● YOUR OBJECTIVE
Write out every record below exactly as it appears.

● MATERIAL FOR THIS TASK
* * * * * * *

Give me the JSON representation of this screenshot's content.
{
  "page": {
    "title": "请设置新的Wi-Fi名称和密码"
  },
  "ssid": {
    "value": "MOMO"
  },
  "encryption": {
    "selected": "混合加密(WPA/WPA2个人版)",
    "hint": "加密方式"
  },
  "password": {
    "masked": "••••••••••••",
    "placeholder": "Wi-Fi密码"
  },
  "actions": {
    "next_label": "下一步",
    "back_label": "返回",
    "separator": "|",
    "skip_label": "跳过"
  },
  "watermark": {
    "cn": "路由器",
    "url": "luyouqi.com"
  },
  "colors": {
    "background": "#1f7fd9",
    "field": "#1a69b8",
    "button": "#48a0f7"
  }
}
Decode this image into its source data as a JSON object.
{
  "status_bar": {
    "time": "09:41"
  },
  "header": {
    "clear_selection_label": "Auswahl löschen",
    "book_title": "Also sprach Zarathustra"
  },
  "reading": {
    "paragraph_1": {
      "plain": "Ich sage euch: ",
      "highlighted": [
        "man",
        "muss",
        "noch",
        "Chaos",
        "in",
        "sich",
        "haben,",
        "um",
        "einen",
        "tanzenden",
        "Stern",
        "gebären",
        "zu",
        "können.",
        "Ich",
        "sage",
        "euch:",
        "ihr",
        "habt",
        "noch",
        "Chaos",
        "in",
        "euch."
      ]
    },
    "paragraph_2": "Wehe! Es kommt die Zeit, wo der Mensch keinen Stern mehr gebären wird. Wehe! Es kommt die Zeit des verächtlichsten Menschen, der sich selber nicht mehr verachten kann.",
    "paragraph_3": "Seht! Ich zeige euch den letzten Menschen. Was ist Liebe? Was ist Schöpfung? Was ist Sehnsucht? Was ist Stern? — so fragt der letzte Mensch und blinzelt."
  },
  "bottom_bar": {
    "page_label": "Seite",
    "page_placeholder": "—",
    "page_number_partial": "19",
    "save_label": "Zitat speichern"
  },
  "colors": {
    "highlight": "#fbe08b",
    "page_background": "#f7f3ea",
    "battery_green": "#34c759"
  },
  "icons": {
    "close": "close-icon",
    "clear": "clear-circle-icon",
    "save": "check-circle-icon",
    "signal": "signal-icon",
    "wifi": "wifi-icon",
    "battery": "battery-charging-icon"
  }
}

* * * * * * *

● EXERCISE RESULT
Give me the JSON representation of this screenshot's content.
{
  "page": {
    "title": "请设置新的Wi-Fi名称和密码"
  },
  "ssid": {
    "value": "MOMO"
  },
  "encryption": {
    "selected": "混合加密(WPA/WPA2个人版)",
    "hint": "加密方式"
  },
  "password": {
    "masked": "••••••••••••",
    "placeholder": "Wi-Fi密码"
  },
  "actions": {
    "next_label": "下一步",
    "back_label": "返回",
    "separator": "|",
    "skip_label": "跳过"
  },
  "watermark": {
    "cn": "路由器",
    "url": "luyouqi.com"
  },
  "colors": {
    "background": "#1f7fd9",
    "field": "#1a69b8",
    "button": "#48a0f7"
  }
}
Decode this image into its source data as a JSON object.
{
  "status_bar": {
    "time": "09:41"
  },
  "header": {
    "clear_selection_label": "Auswahl löschen",
    "book_title": "Also sprach Zarathustra"
  },
  "reading": {
    "paragraph_1": {
      "plain": "Ich sage euch: ",
      "highlighted": [
        "man",
        "muss",
        "noch",
        "Chaos",
        "in",
        "sich",
        "haben,",
        "um",
        "einen",
        "tanzenden",
        "Stern",
        "gebären",
        "zu",
        "können.",
        "Ich",
        "sage",
        "euch:",
        "ihr",
        "habt",
        "noch",
        "Chaos",
        "in",
        "euch."
      ]
    },
    "paragraph_2": "Wehe! Es kommt die Zeit, wo der Mensch keinen Stern mehr gebären wird. Wehe! Es kommt die Zeit des verächtlichsten Menschen, der sich selber nicht mehr verachten kann.",
    "paragraph_3": "Seht! Ich zeige euch den letzten Menschen. Was ist Liebe? Was ist Schöpfung? Was ist Sehnsucht? Was ist Stern? — so fragt der letzte Mensch und blinzelt."
  },
  "bottom_bar": {
    "page_label": "Seite",
    "page_placeholder": "—",
    "page_number_partial": "19",
    "save_label": "Zitat speichern"
  },
  "colors": {
    "highlight": "#fbe08b",
    "page_background": "#f7f3ea",
    "battery_green": "#34c759"
  },
  "icons": {
    "close": "close-icon",
    "clear": "clear-circle-icon",
    "save": "check-circle-icon",
    "signal": "signal-icon",
    "wifi": "wifi-icon",
    "battery": "battery-charging-icon"
  }
}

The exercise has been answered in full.